» **STATED TASK**
Read through the records below and copy each line that uses the word "text".

» **RECORD SET**
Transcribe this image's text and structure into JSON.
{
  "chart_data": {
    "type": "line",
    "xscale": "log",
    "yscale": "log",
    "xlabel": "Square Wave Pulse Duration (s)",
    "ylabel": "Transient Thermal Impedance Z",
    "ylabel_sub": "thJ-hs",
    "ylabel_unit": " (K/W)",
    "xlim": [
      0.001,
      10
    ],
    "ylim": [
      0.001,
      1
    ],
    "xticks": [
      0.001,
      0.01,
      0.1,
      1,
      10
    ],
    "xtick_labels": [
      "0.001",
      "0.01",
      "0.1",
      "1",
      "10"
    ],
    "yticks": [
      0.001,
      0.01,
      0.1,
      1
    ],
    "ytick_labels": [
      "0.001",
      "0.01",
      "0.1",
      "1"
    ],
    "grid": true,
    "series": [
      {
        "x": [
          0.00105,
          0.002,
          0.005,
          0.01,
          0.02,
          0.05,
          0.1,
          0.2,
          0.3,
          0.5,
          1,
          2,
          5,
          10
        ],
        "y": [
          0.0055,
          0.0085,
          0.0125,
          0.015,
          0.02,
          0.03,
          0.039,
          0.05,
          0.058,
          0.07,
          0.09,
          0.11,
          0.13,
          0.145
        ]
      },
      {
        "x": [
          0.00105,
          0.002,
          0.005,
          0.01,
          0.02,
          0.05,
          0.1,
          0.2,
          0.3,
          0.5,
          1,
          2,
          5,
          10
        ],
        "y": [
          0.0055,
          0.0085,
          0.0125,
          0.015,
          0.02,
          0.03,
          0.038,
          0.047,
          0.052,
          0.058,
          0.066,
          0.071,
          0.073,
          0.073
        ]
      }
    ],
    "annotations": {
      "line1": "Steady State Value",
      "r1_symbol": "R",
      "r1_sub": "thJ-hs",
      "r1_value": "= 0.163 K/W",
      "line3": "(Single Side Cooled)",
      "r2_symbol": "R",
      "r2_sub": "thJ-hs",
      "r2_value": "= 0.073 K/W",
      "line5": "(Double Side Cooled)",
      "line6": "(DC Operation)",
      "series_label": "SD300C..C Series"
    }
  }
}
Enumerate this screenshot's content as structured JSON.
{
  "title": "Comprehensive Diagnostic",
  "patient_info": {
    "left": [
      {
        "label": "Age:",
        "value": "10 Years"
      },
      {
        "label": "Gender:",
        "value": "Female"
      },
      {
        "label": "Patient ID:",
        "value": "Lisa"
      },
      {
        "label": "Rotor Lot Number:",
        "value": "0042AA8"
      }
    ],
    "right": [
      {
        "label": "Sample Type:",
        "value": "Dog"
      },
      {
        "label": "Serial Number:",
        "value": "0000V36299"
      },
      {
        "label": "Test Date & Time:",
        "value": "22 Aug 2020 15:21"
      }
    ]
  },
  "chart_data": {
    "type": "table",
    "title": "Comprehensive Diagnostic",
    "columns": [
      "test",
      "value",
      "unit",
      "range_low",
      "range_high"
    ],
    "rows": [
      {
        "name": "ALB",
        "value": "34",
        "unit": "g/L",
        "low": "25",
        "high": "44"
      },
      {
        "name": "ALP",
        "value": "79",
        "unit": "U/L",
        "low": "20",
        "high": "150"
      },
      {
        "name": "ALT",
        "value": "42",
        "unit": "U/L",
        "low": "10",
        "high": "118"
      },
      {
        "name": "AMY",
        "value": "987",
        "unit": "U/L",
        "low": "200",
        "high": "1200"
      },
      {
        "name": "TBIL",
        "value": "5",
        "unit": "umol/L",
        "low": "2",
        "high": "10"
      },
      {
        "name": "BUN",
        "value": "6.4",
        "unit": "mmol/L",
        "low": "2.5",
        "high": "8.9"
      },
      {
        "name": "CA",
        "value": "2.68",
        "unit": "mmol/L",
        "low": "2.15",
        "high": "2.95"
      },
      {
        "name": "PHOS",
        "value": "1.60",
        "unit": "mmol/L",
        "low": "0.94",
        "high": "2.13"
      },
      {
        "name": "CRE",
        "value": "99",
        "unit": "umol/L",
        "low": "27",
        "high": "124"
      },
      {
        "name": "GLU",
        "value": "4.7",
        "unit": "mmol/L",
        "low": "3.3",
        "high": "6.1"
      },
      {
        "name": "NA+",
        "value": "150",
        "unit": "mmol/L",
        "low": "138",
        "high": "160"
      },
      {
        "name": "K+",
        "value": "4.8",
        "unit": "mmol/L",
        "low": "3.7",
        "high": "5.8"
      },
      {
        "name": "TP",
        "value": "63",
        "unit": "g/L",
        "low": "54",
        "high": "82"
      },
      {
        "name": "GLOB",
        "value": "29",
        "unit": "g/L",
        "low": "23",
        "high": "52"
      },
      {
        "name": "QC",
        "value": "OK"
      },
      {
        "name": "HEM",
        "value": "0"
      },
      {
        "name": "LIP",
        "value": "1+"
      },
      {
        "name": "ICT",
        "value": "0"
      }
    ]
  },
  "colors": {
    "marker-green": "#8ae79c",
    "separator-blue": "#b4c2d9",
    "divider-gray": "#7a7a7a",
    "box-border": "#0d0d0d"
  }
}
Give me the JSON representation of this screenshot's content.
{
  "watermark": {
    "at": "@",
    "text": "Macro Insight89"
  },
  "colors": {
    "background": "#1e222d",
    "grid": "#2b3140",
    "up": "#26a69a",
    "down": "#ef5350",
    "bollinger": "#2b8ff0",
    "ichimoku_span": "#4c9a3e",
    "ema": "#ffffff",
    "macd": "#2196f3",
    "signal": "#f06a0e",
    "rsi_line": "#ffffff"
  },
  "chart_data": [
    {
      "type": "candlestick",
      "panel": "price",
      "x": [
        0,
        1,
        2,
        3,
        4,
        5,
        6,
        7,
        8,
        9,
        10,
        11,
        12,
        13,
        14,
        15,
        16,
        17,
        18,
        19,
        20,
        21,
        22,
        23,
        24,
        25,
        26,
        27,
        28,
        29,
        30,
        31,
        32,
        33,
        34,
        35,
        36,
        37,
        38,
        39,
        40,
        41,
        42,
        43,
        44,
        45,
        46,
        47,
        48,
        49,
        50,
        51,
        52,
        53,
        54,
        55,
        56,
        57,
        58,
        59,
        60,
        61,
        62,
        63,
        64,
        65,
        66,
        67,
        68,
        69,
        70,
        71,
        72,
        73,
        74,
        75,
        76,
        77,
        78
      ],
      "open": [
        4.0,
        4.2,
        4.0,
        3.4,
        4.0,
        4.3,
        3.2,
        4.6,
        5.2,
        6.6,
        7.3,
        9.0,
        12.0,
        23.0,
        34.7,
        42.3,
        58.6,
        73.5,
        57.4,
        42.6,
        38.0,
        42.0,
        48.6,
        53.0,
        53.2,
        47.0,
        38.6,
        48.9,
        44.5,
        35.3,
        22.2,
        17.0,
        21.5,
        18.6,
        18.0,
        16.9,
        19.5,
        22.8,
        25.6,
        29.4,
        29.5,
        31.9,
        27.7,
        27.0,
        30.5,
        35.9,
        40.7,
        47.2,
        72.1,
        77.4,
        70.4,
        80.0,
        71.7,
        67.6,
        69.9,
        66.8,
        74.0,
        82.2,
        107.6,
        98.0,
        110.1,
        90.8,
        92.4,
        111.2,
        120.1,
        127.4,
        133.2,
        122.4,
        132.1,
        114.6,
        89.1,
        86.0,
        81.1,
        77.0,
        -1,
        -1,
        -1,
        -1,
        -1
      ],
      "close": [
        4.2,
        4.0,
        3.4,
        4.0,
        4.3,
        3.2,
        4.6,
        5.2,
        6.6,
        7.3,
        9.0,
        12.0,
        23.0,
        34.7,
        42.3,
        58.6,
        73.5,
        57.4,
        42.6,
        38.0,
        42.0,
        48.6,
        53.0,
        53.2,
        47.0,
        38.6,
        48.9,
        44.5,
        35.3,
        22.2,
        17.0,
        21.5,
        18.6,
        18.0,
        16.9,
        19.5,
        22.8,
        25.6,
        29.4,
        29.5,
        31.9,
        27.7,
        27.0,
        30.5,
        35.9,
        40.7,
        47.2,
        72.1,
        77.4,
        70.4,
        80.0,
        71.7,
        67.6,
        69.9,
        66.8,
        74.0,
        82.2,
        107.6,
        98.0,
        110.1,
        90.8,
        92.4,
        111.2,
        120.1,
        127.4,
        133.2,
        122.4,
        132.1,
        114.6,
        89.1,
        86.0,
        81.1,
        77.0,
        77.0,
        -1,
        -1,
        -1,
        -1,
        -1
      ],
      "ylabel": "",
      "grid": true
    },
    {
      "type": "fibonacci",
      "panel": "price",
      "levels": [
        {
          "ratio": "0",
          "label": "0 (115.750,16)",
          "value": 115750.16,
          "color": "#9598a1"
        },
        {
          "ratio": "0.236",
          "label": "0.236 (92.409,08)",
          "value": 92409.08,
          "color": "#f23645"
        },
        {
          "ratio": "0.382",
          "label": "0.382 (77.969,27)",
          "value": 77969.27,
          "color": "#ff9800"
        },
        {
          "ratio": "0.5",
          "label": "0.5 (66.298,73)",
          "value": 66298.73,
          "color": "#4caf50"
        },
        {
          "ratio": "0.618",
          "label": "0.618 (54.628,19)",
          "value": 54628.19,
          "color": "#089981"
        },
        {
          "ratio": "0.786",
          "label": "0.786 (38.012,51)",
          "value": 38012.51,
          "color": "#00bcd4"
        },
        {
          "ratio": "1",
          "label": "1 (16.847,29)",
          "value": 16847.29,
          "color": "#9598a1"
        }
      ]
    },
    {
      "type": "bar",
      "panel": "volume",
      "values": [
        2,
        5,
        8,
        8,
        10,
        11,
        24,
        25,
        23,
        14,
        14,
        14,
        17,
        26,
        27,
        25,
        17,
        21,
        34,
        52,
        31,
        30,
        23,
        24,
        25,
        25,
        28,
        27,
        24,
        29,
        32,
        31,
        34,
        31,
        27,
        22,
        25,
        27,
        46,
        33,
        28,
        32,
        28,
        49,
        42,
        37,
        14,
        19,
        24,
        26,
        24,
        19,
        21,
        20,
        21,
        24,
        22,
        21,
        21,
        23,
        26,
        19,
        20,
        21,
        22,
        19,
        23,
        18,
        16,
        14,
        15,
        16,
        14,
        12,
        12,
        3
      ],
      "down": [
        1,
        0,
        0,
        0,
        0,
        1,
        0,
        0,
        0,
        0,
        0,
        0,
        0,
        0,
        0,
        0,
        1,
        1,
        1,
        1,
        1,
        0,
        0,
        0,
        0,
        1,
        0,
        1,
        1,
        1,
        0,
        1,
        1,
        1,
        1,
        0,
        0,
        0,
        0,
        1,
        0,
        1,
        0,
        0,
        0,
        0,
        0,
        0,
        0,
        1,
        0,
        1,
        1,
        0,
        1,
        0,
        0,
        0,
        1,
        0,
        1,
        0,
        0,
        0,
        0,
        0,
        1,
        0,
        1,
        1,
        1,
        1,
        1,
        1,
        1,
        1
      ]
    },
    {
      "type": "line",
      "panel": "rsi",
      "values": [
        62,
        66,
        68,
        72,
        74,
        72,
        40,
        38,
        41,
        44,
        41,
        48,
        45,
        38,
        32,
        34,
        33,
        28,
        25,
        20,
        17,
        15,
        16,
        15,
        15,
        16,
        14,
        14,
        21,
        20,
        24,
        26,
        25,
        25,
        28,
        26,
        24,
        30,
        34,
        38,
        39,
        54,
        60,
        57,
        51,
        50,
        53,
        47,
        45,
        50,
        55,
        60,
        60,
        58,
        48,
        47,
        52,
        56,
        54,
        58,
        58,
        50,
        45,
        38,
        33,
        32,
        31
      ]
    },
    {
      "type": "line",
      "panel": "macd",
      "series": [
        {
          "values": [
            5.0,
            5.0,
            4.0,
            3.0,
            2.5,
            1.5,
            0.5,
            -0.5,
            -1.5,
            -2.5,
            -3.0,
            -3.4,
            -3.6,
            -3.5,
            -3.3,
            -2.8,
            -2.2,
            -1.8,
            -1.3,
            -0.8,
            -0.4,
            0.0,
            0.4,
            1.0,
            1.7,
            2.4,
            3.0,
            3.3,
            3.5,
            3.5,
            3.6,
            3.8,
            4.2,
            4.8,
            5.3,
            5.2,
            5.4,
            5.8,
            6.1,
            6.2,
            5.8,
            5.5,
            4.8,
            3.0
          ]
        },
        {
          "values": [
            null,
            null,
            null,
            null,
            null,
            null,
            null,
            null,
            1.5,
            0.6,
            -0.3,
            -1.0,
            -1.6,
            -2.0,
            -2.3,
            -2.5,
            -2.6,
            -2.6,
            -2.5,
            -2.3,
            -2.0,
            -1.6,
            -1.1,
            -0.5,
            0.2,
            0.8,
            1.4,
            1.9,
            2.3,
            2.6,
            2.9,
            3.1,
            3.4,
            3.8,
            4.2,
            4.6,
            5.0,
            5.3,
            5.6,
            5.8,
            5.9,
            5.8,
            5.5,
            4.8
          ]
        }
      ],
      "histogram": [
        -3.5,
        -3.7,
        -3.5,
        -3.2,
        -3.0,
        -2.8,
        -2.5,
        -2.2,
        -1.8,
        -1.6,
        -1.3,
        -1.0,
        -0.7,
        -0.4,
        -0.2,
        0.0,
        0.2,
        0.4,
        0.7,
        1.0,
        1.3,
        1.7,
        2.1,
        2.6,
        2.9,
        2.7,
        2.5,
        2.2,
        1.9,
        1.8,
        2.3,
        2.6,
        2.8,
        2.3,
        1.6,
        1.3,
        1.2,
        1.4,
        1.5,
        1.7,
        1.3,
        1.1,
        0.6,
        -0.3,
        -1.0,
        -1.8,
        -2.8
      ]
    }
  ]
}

» **REPLY TO THE TASK**
Transcribe this image's text and structure into JSON.
    "text": "Macro Insight89"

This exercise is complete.